▸ **Problem statement**:
Check each line of the listing for the word "共同组成的混合物" and give only the number of lines that have it.
═════ Information provided
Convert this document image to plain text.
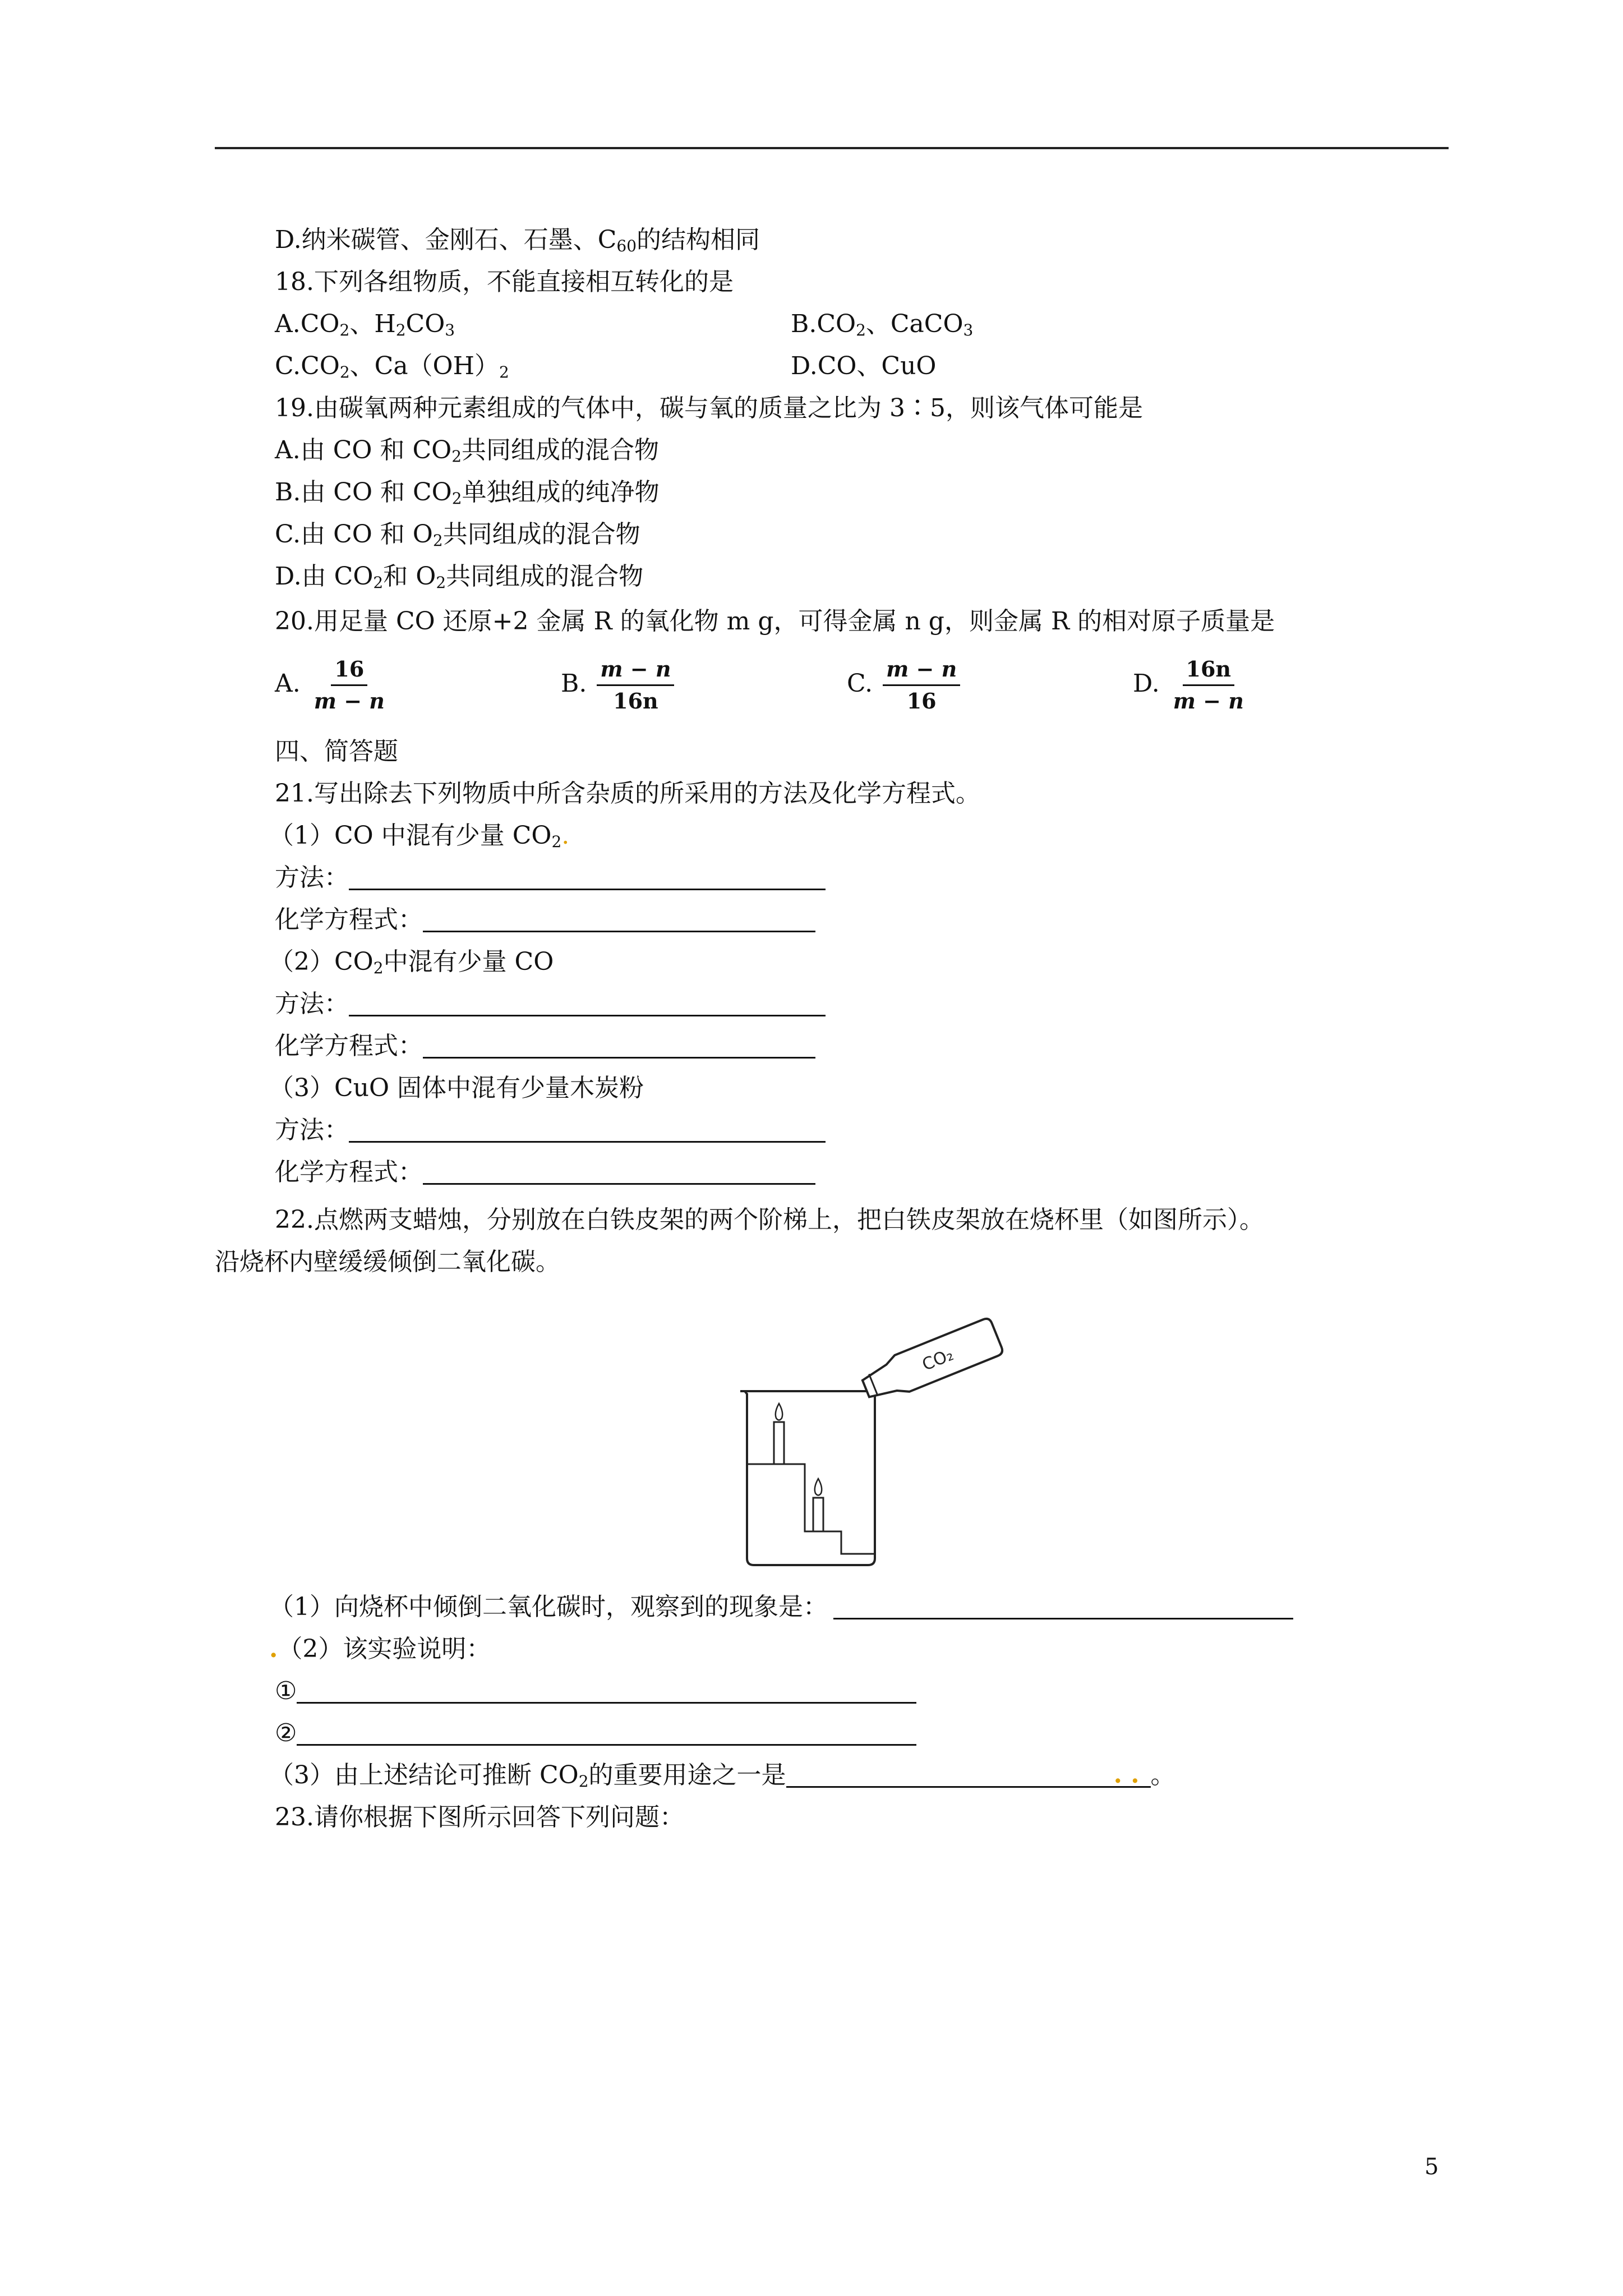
D.纳米碳管、金刚石、石墨、$C_{60}$的结构相同
18.下列各组物质，不能直接相互转化的是
$A.CO_2$、$H_2CO_3$	$B.CO_2$、CaCO$_3$
$C.CO_2$、$Ca(OH)_2$	D.CO、CuO
19.由碳氧两种元素组成的气体中，碳与氧的质量之比为 3∶5，则该气体可能是
A.由 CO 和 $CO_2$共同组成的混合物
B.由 CO 和 $CO_2$单独组成的纯净物
C.由 CO 和 $O_2$共同组成的混合物
D.由 $CO_2$和 $O_2$共同组成的混合物
20.用足量 CO 还原+2 金属 R 的氧化物 m g，可得金属 n g，则金属 R 的相对原子质量是
A. $\frac{16}{m - n}$	B. $\frac{m - n}{16n}$	C. $\frac{m - n}{16}$	D. $\frac{16n}{m - n}$
四、简答题
21.写出除去下列物质中所含杂质的所采用的方法及化学方程式。
（1）CO 中混有少量 $CO_2$.
方法：
化学方程式：
$(2)CO_2$中混有少量 CO
方法：
化学方程式：
（3）CuO 固体中混有少量木炭粉
方法：
化学方程式：
22.点燃两支蜡烛，分别放在白铁皮架的两个阶梯上，把白铁皮架放在烧杯里（如图所示）。
沿烧杯内壁缓缓倾倒二氧化碳。
CO₂
（1）向烧杯中倾倒二氧化碳时，观察到的现象是：
.（2）该实验说明：
①
②
（3）由上述结论可推断 $CO_2$的重要用途之一是	. . 。
23.请你根据下图所示回答下列问题：
5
══════════
▸ **Exercise answer**:
3